* **Short problem**: Find how many lines hold the word "hapai" and give that number only.
------ Records for this task
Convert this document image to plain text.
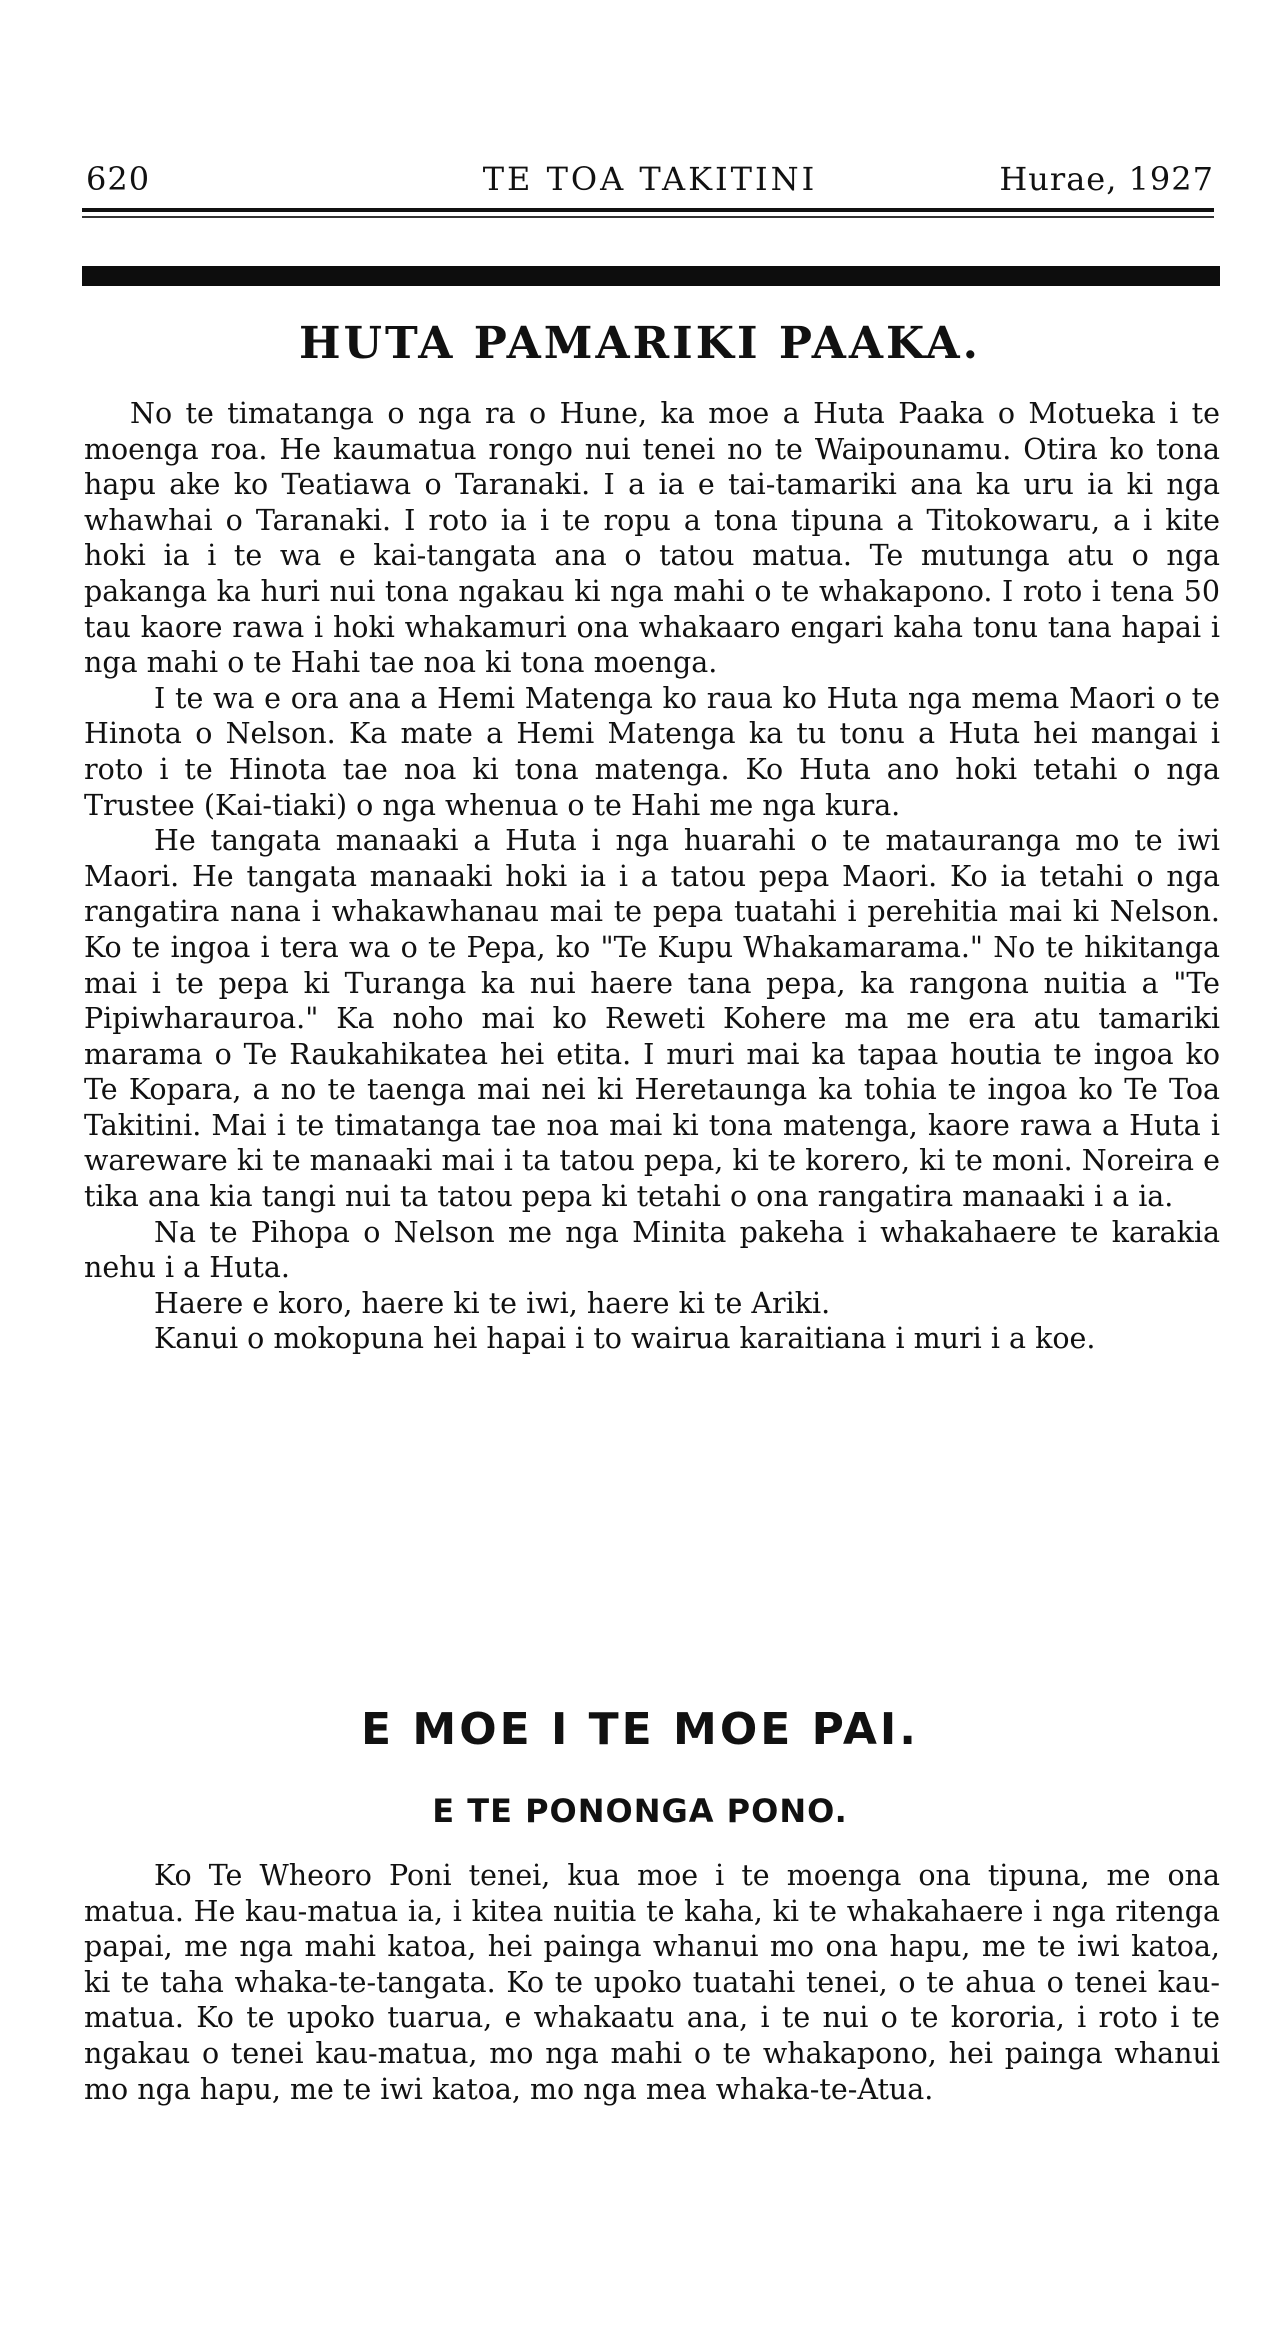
620	TE TOA TAKITINI	Hurae, 1927
HUTA PAMARIKI PAAKA.

No te timatanga o nga ra o Hune, ka moe a Huta Paaka o Motueka i te moenga roa. He kaumatua rongo nui tenei no te Waipounamu. Otira ko tona hapu ake ko Teatiawa o Taranaki. I a ia e tai-tamariki ana ka uru ia ki nga whawhai o Taranaki. I roto ia i te ropu a tona tipuna a Titokowaru, a i kite hoki ia i te wa e kai-tangata ana o tatou matua. Te mutunga atu o nga pakanga ka huri nui tona ngakau ki nga mahi o te whakapono. I roto i tena 50 tau kaore rawa i hoki whakamuri ona whakaaro engari kaha tonu tana hapai i nga mahi o te Hahi tae noa ki tona moenga.

I te wa e ora ana a Hemi Matenga ko raua ko Huta nga mema Maori o te Hinota o Nelson. Ka mate a Hemi Matenga ka tu tonu a Huta hei mangai i roto i te Hinota tae noa ki tona matenga. Ko Huta ano hoki tetahi o nga Trustee (Kai-tiaki) o nga whenua o te Hahi me nga kura.

He tangata manaaki a Huta i nga huarahi o te matauranga mo te iwi Maori. He tangata manaaki hoki ia i a tatou pepa Maori. Ko ia tetahi o nga rangatira nana i whakawhanau mai te pepa tuatahi i perehitia mai ki Nelson. Ko te ingoa i tera wa o te Pepa, ko "Te Kupu Whakamarama." No te hikitanga mai i te pepa ki Turanga ka nui haere tana pepa, ka rangona nuitia a "Te Pipiwharauroa." Ka noho mai ko Reweti Kohere ma me era atu tamariki marama o Te Raukahikatea hei etita. I muri mai ka tapaa houtia te ingoa ko Te Kopara, a no te taenga mai nei ki Heretaunga ka tohia te ingoa ko Te Toa Takitini. Mai i te timatanga tae noa mai ki tona matenga, kaore rawa a Huta i wareware ki te manaaki mai i ta tatou pepa, ki te korero, ki te moni. Noreira e tika ana kia tangi nui ta tatou pepa ki tetahi o ona rangatira manaaki i a ia.

Na te Pihopa o Nelson me nga Minita pakeha i whakahaere te karakia nehu i a Huta.

Haere e koro, haere ki te iwi, haere ki te Ariki.

Kanui o mokopuna hei hapai i to wairua karaitiana i muri i a koe.

E MOE I TE MOE PAI.
E TE PONONGA PONO.

Ko Te Wheoro Poni tenei, kua moe i te moenga ona tipuna, me ona matua. He kau-matua ia, i kitea nuitia te kaha, ki te whakahaere i nga ritenga papai, me nga mahi katoa, hei painga whanui mo ona hapu, me te iwi katoa, ki te taha whaka-te-tangata. Ko te upoko tuatahi tenei, o te ahua o tenei kau-matua. Ko te upoko tuarua, e whakaatu ana, i te nui o te kororia, i roto i te ngakau o tenei kau-matua, mo nga mahi o te whakapono, hei painga whanui mo nga hapu, me te iwi katoa, mo nga mea whaka-te-Atua.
------------
* **Correct output**: 2